▶ [PROBLEM REQUIREMENTS]:
Restate the records below exactly. Pictures are not part of the copy.

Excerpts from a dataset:
Content starts

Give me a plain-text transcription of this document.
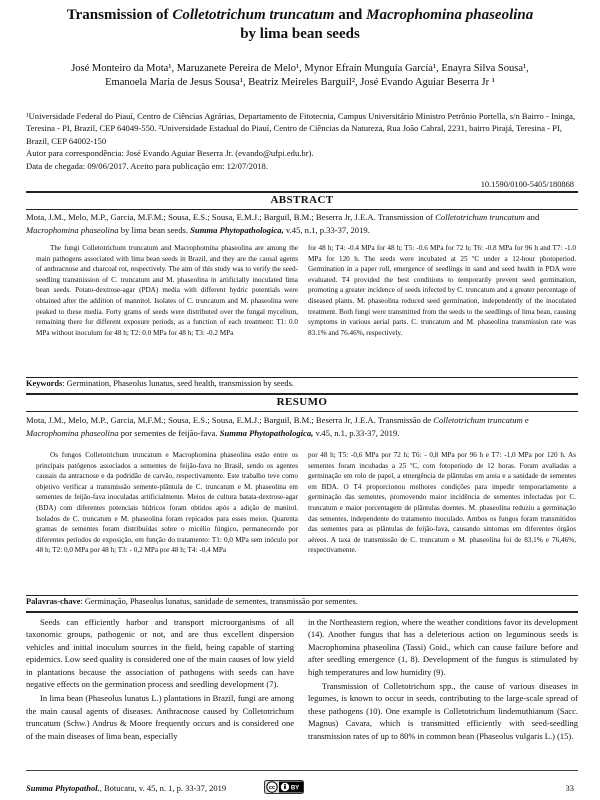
Transmission of Colletotrichum truncatum and Macrophomina phaseolina
by lima bean seeds
José Monteiro da Mota¹, Maruzanete Pereira de Melo¹, Mynor Efraín Munguía García¹, Enayra Silva Sousa¹,
Emanoela Maria de Jesus Sousa¹, Beatriz Meireles Barguil², José Evando Aguiar Beserra Jr ¹

¹Universidade Federal do Piauí, Centro de Ciências Agrárias, Departamento de Fitotecnia, Campus Universitário Ministro Petrônio Portella, s/n Bairro - Ininga, Teresina - PI, Brazil, CEP 64049-550. ²Universidade Estadual do Piauí, Centro de Ciências da Natureza, Rua João Cabral, 2231, bairro Pirajá, Teresina - PI, Brazil, CEP 64002-150

Autor para correspondência: José Evando Aguiar Beserra Jr. (evando@ufpi.edu.br).

Data de chegada: 09/06/2017. Aceito para publicação em: 12/07/2018.

10.1590/0100-5405/180868
ABSTRACT
Mota, J.M., Melo, M.P., Garcia, M.F.M.; Sousa, E.S.; Sousa, E.M.J.; Barguil, B.M.; Beserra Jr, J.E.A. Transmission of Colletotrichum truncatum and Macrophomina phaseolina by lima bean seeds. Summa Phytopathologica, v.45, n.1, p.33-37, 2019.

The fungi Colletotrichum truncatum and Macrophomina phaseolina are among the main pathogens associated with lima bean seeds in Brazil, and they are the causal agents of anthracnose and charcoal rot, respectively. The aim of this study was to verify the seed-seedling transmission of C. truncatum and M. phaseolina in artificially inoculated lima bean seeds. Potato-dextrose-agar (PDA) media with different hydric potentials were obtained after the addition of mannitol. Isolates of C. truncatum and M. phaseolina were peaked to these media. Forty grams of seeds were distributed over the fungal mycelium, remaining there for different exposure periods, as a function of each treatment: T1: 0.0 MPa without inoculum for 48 h; T2: 0.0 MPa for 48 h; T3: -0.2 MPa

for 48 h; T4: -0.4 MPa for 48 h; T5: -0.6 MPa for 72 h; T6: -0.8 MPa for 96 h and T7: -1.0 MPa for 120 h. The seeds were incubated at 25 ºC under a 12-hour photoperiod. Germination in a paper roll, emergence of seedlings in sand and seed health in PDA were evaluated. T4 provided the best conditions to temporarily prevent seed germination, promoting a greater incidence of seeds infected by C. truncatum and a greater percentage of diseased plants. M. phaseolina reduced seed germination, independently of the inoculated treatment. Both fungi were transmitted from the seeds to the seedlings of lima bean, causing symptoms in various aerial parts. C. truncatum and M. phaseolina transmission rate was 83.1% and 76.46%, respectively.

Keywords: Germination, Phaseolus lunatus, seed health, transmission by seeds.
RESUMO
Mota, J.M., Melo, M.P., Garcia, M.F.M.; Sousa, E.S.; Sousa, E.M.J.; Barguil, B.M.; Beserra Jr, J.E.A. Transmissão de Colletotrichum truncatum e Macrophomina phaseolina por sementes de feijão-fava. Summa Phytopathologica, v.45, n.1, p.33-37, 2019.

Os fungos Colletotrichum truncatum e Macrophomina phaseolina estão entre os principais patógenos associados a sementes de feijão-fava no Brasil, sendo os agentes causais da antracnose e da podridão de carvão, respectivamente. Este trabalho teve como objetivo verificar a transmissão semente-plântula de C. truncatum e M. phaseolina em sementes de feijão-fava inoculadas artificialmente. Meios de cultura batata-dextrose-agar (BDA) com diferentes potenciais hídricos foram obtidos após a adição de manitol. Isolados de C. truncatum e M. phaseolina foram repicados para esses meios. Quarenta gramas de sementes foram distribuídas sobre o micélio fúngico, permanecendo por diferentes períodos de exposição, em função do tratamento: T1: 0,0 MPa sem inóculo por 48 h; T2: 0,0 MPa por 48 h; T3: - 0,2 MPa por 48 h; T4: -0,4 MPa

por 48 h; T5: -0,6 MPa por 72 h; T6: - 0,8 MPa por 96 h e T7: -1,0 MPa por 120 h. As sementes foram incubadas a 25 ºC, com fotoperíodo de 12 horas. Foram avaliadas a germinação em rolo de papel, a emergência de plântulas em areia e a sanidade de sementes em BDA. O T4 proporcionou melhores condições para impedir temporariamente a germinação das sementes, promovendo maior incidência de sementes infectadas por C. truncatum e maior porcentagem de plântulas doentes. M. phaseolina reduziu a germinação das sementes, independente do tratamento inoculado. Ambos os fungos foram transmitidos das sementes para as plântulas de feijão-fava, causando sintomas em diferentes órgãos aéreos. A taxa de transmissão de C. truncatum e M. phaseolina foi de 83,1% e 76,46%, respectivamente.

Palavras-chave: Germinação, Phaseolus lunatus, sanidade de sementes, transmissão por sementes.

Seeds can efficiently harbor and transport microorganisms of all taxonomic groups, pathogenic or not, and are thus excellent dispersion vehicles and initial inoculum sources in the field, being capable of starting epidemics. Low seed quality is considered one of the main causes of low yield in plantations because the association of pathogens with seeds can have negative effects on the germination process and seedling development (7).

In lima bean (Phaseolus lunatus L.) plantations in Brazil, fungi are among the main causal agents of diseases. Anthracnose caused by Colletotrichum truncatum (Schw.) Andrus & Moore frequently occurs and is considered one of the main diseases of lima bean, especially

in the Northeastern region, where the weather conditions favor its development (14). Another fungus that has a deleterious action on leguminous seeds is Macrophomina phaseolina (Tassi) Goid., which can cause failure before and after seedling emergence (1, 8). Development of the fungus is stimulated by high temperatures and low humidity (9).

Transmission of Colletotrichum spp., the cause of various diseases in legumes, is known to occur in seeds, contributing to the large-scale spread of these pathogens (10). One example is Colletotrichum lindemuthianum (Sacc. Magnus) Cavara, which is transmitted efficiently with seed-seedling transmission rates of up to 80% in common bean (Phaseolus vulgaris L.) (15).

Summa Phytopathol., Botucatu, v. 45, n. 1, p. 33-37, 2019	cc	BY	33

Content ends

▶ [SOLUTION TO THIS EXERCISE]:
Give me a plain-text transcription of this document.
Transmission of Colletotrichum truncatum and Macrophomina phaseolina
by lima bean seeds
José Monteiro da Mota¹, Maruzanete Pereira de Melo¹, Mynor Efraín Munguía García¹, Enayra Silva Sousa¹,
Emanoela Maria de Jesus Sousa¹, Beatriz Meireles Barguil², José Evando Aguiar Beserra Jr ¹

¹Universidade Federal do Piauí, Centro de Ciências Agrárias, Departamento de Fitotecnia, Campus Universitário Ministro Petrônio Portella, s/n Bairro - Ininga, Teresina - PI, Brazil, CEP 64049-550. ²Universidade Estadual do Piauí, Centro de Ciências da Natureza, Rua João Cabral, 2231, bairro Pirajá, Teresina - PI, Brazil, CEP 64002-150

Autor para correspondência: José Evando Aguiar Beserra Jr. (evando@ufpi.edu.br).

Data de chegada: 09/06/2017. Aceito para publicação em: 12/07/2018.

10.1590/0100-5405/180868
ABSTRACT
Mota, J.M., Melo, M.P., Garcia, M.F.M.; Sousa, E.S.; Sousa, E.M.J.; Barguil, B.M.; Beserra Jr, J.E.A. Transmission of Colletotrichum truncatum and Macrophomina phaseolina by lima bean seeds. Summa Phytopathologica, v.45, n.1, p.33-37, 2019.

The fungi Colletotrichum truncatum and Macrophomina phaseolina are among the main pathogens associated with lima bean seeds in Brazil, and they are the causal agents of anthracnose and charcoal rot, respectively. The aim of this study was to verify the seed-seedling transmission of C. truncatum and M. phaseolina in artificially inoculated lima bean seeds. Potato-dextrose-agar (PDA) media with different hydric potentials were obtained after the addition of mannitol. Isolates of C. truncatum and M. phaseolina were peaked to these media. Forty grams of seeds were distributed over the fungal mycelium, remaining there for different exposure periods, as a function of each treatment: T1: 0.0 MPa without inoculum for 48 h; T2: 0.0 MPa for 48 h; T3: -0.2 MPa

for 48 h; T4: -0.4 MPa for 48 h; T5: -0.6 MPa for 72 h; T6: -0.8 MPa for 96 h and T7: -1.0 MPa for 120 h. The seeds were incubated at 25 ºC under a 12-hour photoperiod. Germination in a paper roll, emergence of seedlings in sand and seed health in PDA were evaluated. T4 provided the best conditions to temporarily prevent seed germination, promoting a greater incidence of seeds infected by C. truncatum and a greater percentage of diseased plants. M. phaseolina reduced seed germination, independently of the inoculated treatment. Both fungi were transmitted from the seeds to the seedlings of lima bean, causing symptoms in various aerial parts. C. truncatum and M. phaseolina transmission rate was 83.1% and 76.46%, respectively.

Keywords: Germination, Phaseolus lunatus, seed health, transmission by seeds.
RESUMO
Mota, J.M., Melo, M.P., Garcia, M.F.M.; Sousa, E.S.; Sousa, E.M.J.; Barguil, B.M.; Beserra Jr, J.E.A. Transmissão de Colletotrichum truncatum e Macrophomina phaseolina por sementes de feijão-fava. Summa Phytopathologica, v.45, n.1, p.33-37, 2019.

Os fungos Colletotrichum truncatum e Macrophomina phaseolina estão entre os principais patógenos associados a sementes de feijão-fava no Brasil, sendo os agentes causais da antracnose e da podridão de carvão, respectivamente. Este trabalho teve como objetivo verificar a transmissão semente-plântula de C. truncatum e M. phaseolina em sementes de feijão-fava inoculadas artificialmente. Meios de cultura batata-dextrose-agar (BDA) com diferentes potenciais hídricos foram obtidos após a adição de manitol. Isolados de C. truncatum e M. phaseolina foram repicados para esses meios. Quarenta gramas de sementes foram distribuídas sobre o micélio fúngico, permanecendo por diferentes períodos de exposição, em função do tratamento: T1: 0,0 MPa sem inóculo por 48 h; T2: 0,0 MPa por 48 h; T3: - 0,2 MPa por 48 h; T4: -0,4 MPa

por 48 h; T5: -0,6 MPa por 72 h; T6: - 0,8 MPa por 96 h e T7: -1,0 MPa por 120 h. As sementes foram incubadas a 25 ºC, com fotoperíodo de 12 horas. Foram avaliadas a germinação em rolo de papel, a emergência de plântulas em areia e a sanidade de sementes em BDA. O T4 proporcionou melhores condições para impedir temporariamente a germinação das sementes, promovendo maior incidência de sementes infectadas por C. truncatum e maior porcentagem de plântulas doentes. M. phaseolina reduziu a germinação das sementes, independente do tratamento inoculado. Ambos os fungos foram transmitidos das sementes para as plântulas de feijão-fava, causando sintomas em diferentes órgãos aéreos. A taxa de transmissão de C. truncatum e M. phaseolina foi de 83,1% e 76,46%, respectivamente.

Palavras-chave: Germinação, Phaseolus lunatus, sanidade de sementes, transmissão por sementes.

Seeds can efficiently harbor and transport microorganisms of all taxonomic groups, pathogenic or not, and are thus excellent dispersion vehicles and initial inoculum sources in the field, being capable of starting epidemics. Low seed quality is considered one of the main causes of low yield in plantations because the association of pathogens with seeds can have negative effects on the germination process and seedling development (7).

In lima bean (Phaseolus lunatus L.) plantations in Brazil, fungi are among the main causal agents of diseases. Anthracnose caused by Colletotrichum truncatum (Schw.) Andrus & Moore frequently occurs and is considered one of the main diseases of lima bean, especially

in the Northeastern region, where the weather conditions favor its development (14). Another fungus that has a deleterious action on leguminous seeds is Macrophomina phaseolina (Tassi) Goid., which can cause failure before and after seedling emergence (1, 8). Development of the fungus is stimulated by high temperatures and low humidity (9).

Transmission of Colletotrichum spp., the cause of various diseases in legumes, is known to occur in seeds, contributing to the large-scale spread of these pathogens (10). One example is Colletotrichum lindemuthianum (Sacc. Magnus) Cavara, which is transmitted efficiently with seed-seedling transmission rates of up to 80% in common bean (Phaseolus vulgaris L.) (15).

Summa Phytopathol., Botucatu, v. 45, n. 1, p. 33-37, 2019	cc	BY	33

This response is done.